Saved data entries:
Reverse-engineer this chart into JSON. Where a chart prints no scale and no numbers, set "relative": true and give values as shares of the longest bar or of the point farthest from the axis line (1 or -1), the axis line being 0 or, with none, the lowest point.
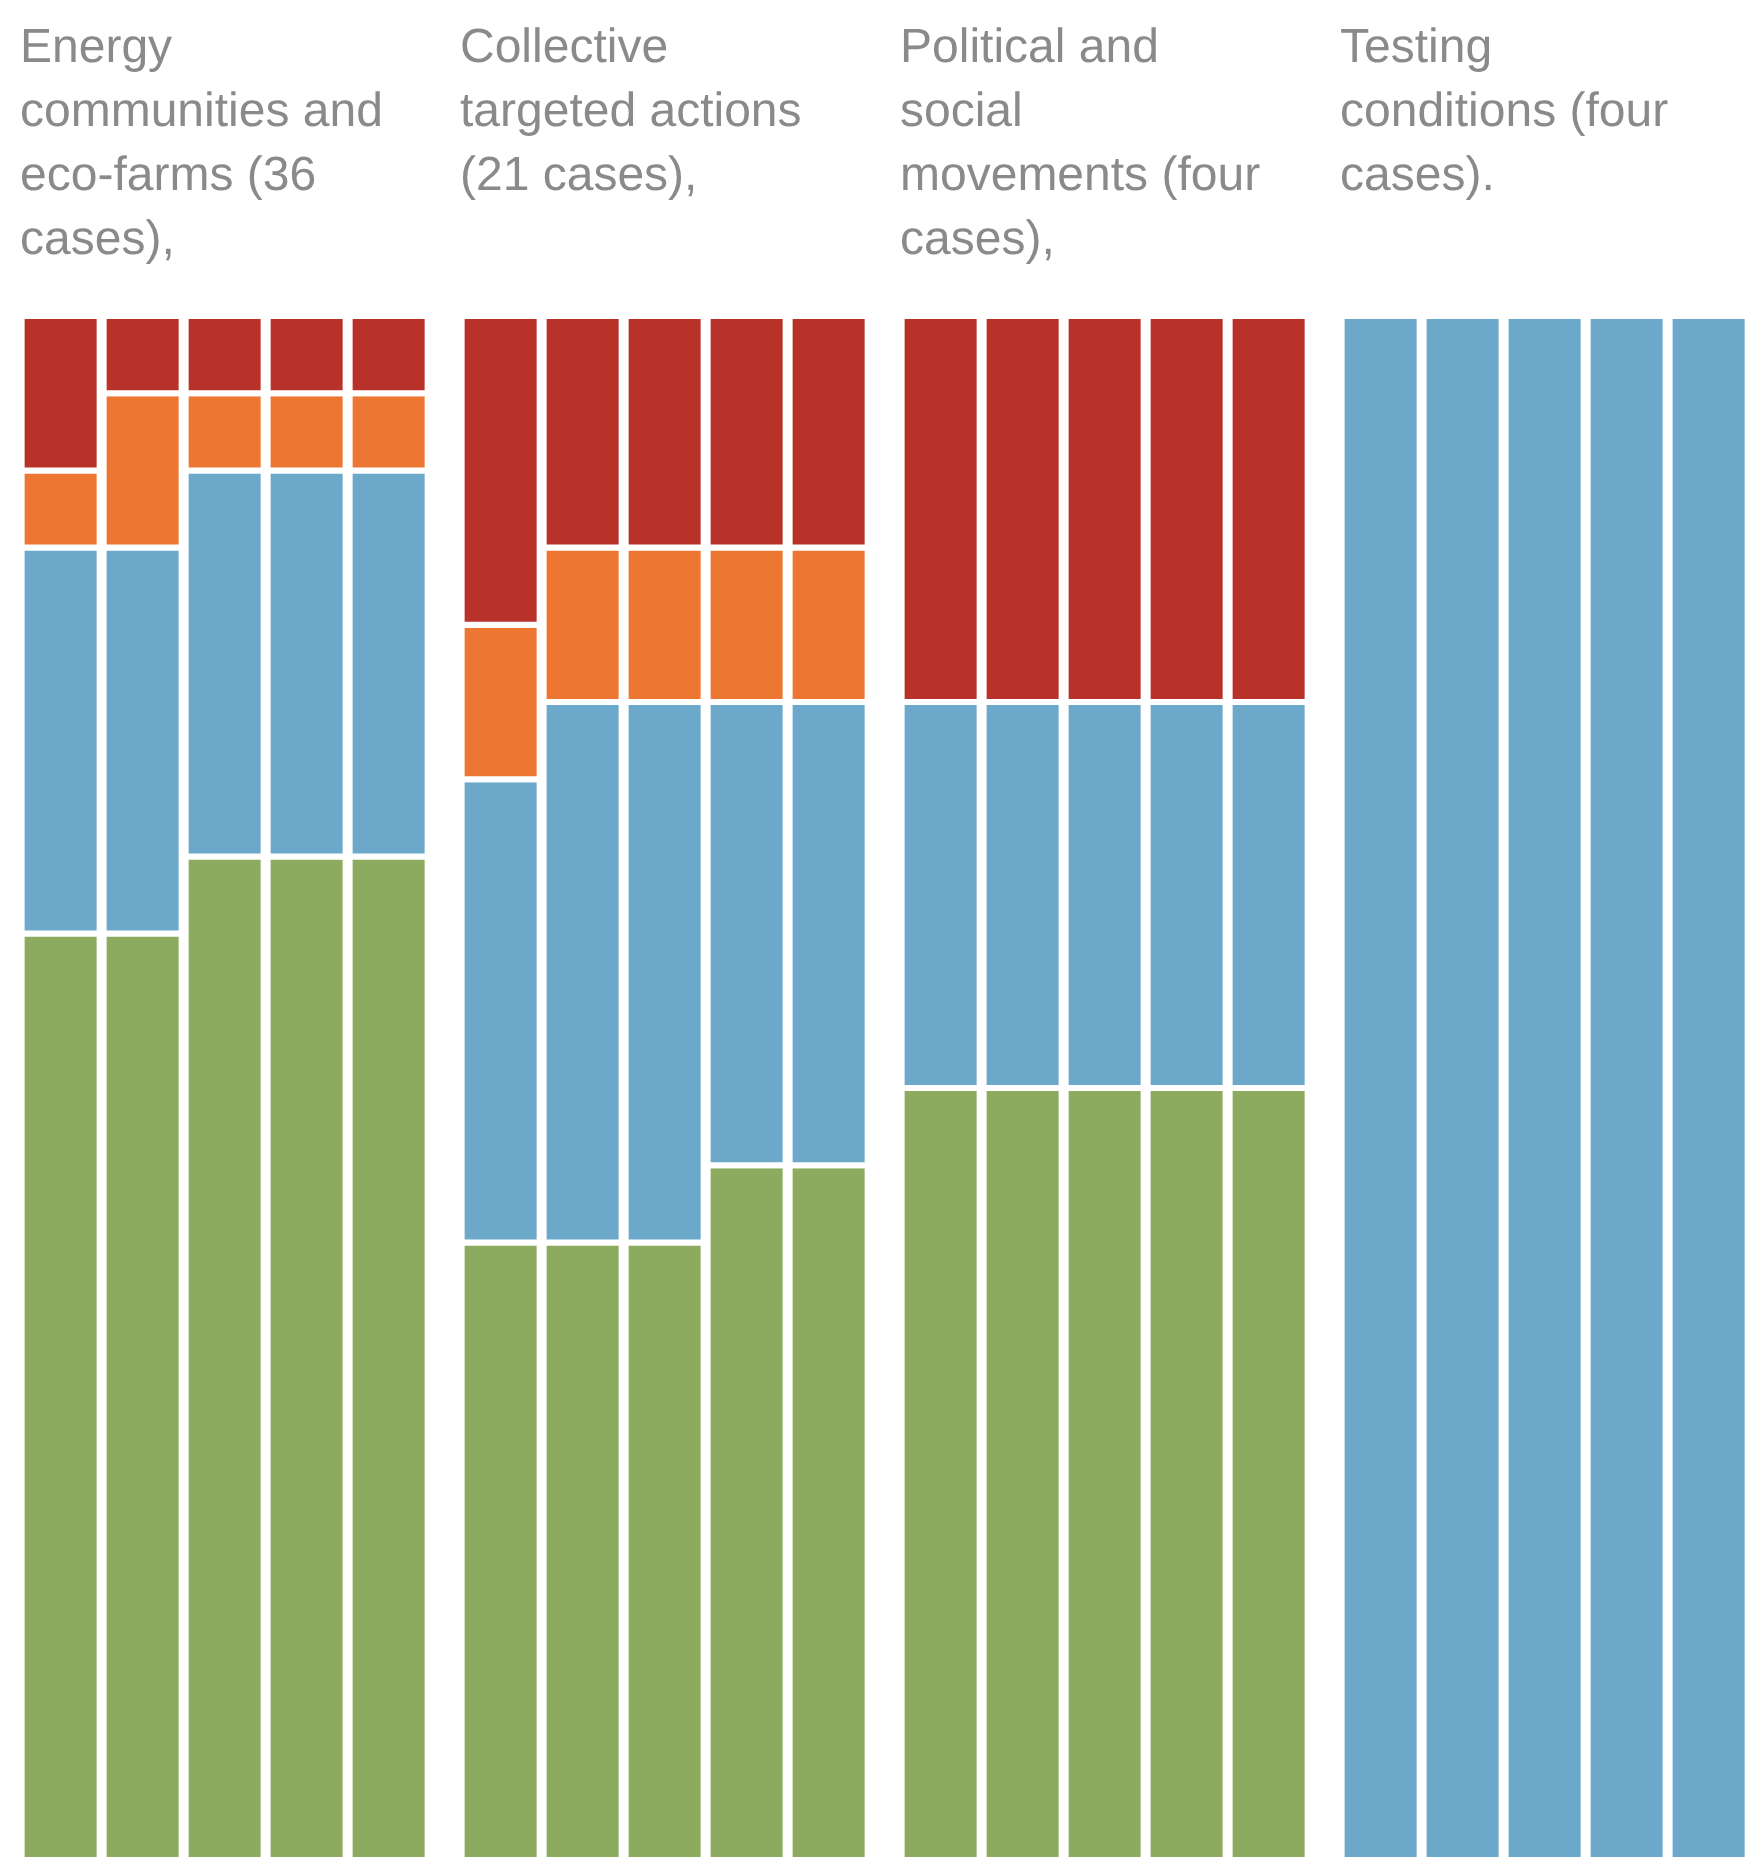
{
  "chart_data": [
    {
      "type": "bar",
      "title": "Energy communities and eco-farms (36 cases),",
      "stacked": true,
      "relative": true,
      "categories": [
        null,
        null,
        null,
        null,
        null
      ],
      "series": [
        {
          "color": "#8cab5e",
          "values": [
            0.6,
            0.6,
            0.65,
            0.65,
            0.65
          ]
        },
        {
          "color": "#6ba8c9",
          "values": [
            0.25,
            0.25,
            0.25,
            0.25,
            0.25
          ]
        },
        {
          "color": "#ec7632",
          "values": [
            0.05,
            0.1,
            0.05,
            0.05,
            0.05
          ]
        },
        {
          "color": "#b83229",
          "values": [
            0.1,
            0.05,
            0.05,
            0.05,
            0.05
          ]
        }
      ]
    },
    {
      "type": "bar",
      "title": "Collective targeted actions (21 cases),",
      "stacked": true,
      "relative": true,
      "categories": [
        null,
        null,
        null,
        null,
        null
      ],
      "series": [
        {
          "color": "#8cab5e",
          "values": [
            0.4,
            0.4,
            0.4,
            0.45,
            0.45
          ]
        },
        {
          "color": "#6ba8c9",
          "values": [
            0.3,
            0.35,
            0.35,
            0.3,
            0.3
          ]
        },
        {
          "color": "#ec7632",
          "values": [
            0.1,
            0.1,
            0.1,
            0.1,
            0.1
          ]
        },
        {
          "color": "#b83229",
          "values": [
            0.2,
            0.15,
            0.15,
            0.15,
            0.15
          ]
        }
      ]
    },
    {
      "type": "bar",
      "title": "Political and social movements (four cases),",
      "stacked": true,
      "relative": true,
      "categories": [
        null,
        null,
        null,
        null,
        null
      ],
      "series": [
        {
          "color": "#8cab5e",
          "values": [
            0.5,
            0.5,
            0.5,
            0.5,
            0.5
          ]
        },
        {
          "color": "#6ba8c9",
          "values": [
            0.25,
            0.25,
            0.25,
            0.25,
            0.25
          ]
        },
        {
          "color": "#b83229",
          "values": [
            0.25,
            0.25,
            0.25,
            0.25,
            0.25
          ]
        }
      ]
    },
    {
      "type": "bar",
      "title": "Testing conditions (four cases).",
      "stacked": true,
      "relative": true,
      "categories": [
        null,
        null,
        null,
        null,
        null
      ],
      "series": [
        {
          "color": "#6ba8c9",
          "values": [
            1,
            1,
            1,
            1,
            1
          ]
        }
      ]
    }
  ]
}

→ Directive: Give every record back exactly as it reads, with no images.

→ Task output:
Reverse-engineer this chart into JSON. Where a chart prints no scale and no numbers, set "relative": true and give values as shares of the longest bar or of the point farthest from the axis line (1 or -1), the axis line being 0 or, with none, the lowest point.
{
  "chart_data": [
    {
      "type": "bar",
      "title": "Energy communities and eco-farms (36 cases),",
      "stacked": true,
      "relative": true,
      "categories": [
        null,
        null,
        null,
        null,
        null
      ],
      "series": [
        {
          "color": "#8cab5e",
          "values": [
            0.6,
            0.6,
            0.65,
            0.65,
            0.65
          ]
        },
        {
          "color": "#6ba8c9",
          "values": [
            0.25,
            0.25,
            0.25,
            0.25,
            0.25
          ]
        },
        {
          "color": "#ec7632",
          "values": [
            0.05,
            0.1,
            0.05,
            0.05,
            0.05
          ]
        },
        {
          "color": "#b83229",
          "values": [
            0.1,
            0.05,
            0.05,
            0.05,
            0.05
          ]
        }
      ]
    },
    {
      "type": "bar",
      "title": "Collective targeted actions (21 cases),",
      "stacked": true,
      "relative": true,
      "categories": [
        null,
        null,
        null,
        null,
        null
      ],
      "series": [
        {
          "color": "#8cab5e",
          "values": [
            0.4,
            0.4,
            0.4,
            0.45,
            0.45
          ]
        },
        {
          "color": "#6ba8c9",
          "values": [
            0.3,
            0.35,
            0.35,
            0.3,
            0.3
          ]
        },
        {
          "color": "#ec7632",
          "values": [
            0.1,
            0.1,
            0.1,
            0.1,
            0.1
          ]
        },
        {
          "color": "#b83229",
          "values": [
            0.2,
            0.15,
            0.15,
            0.15,
            0.15
          ]
        }
      ]
    },
    {
      "type": "bar",
      "title": "Political and social movements (four cases),",
      "stacked": true,
      "relative": true,
      "categories": [
        null,
        null,
        null,
        null,
        null
      ],
      "series": [
        {
          "color": "#8cab5e",
          "values": [
            0.5,
            0.5,
            0.5,
            0.5,
            0.5
          ]
        },
        {
          "color": "#6ba8c9",
          "values": [
            0.25,
            0.25,
            0.25,
            0.25,
            0.25
          ]
        },
        {
          "color": "#b83229",
          "values": [
            0.25,
            0.25,
            0.25,
            0.25,
            0.25
          ]
        }
      ]
    },
    {
      "type": "bar",
      "title": "Testing conditions (four cases).",
      "stacked": true,
      "relative": true,
      "categories": [
        null,
        null,
        null,
        null,
        null
      ],
      "series": [
        {
          "color": "#6ba8c9",
          "values": [
            1,
            1,
            1,
            1,
            1
          ]
        }
      ]
    }
  ]
}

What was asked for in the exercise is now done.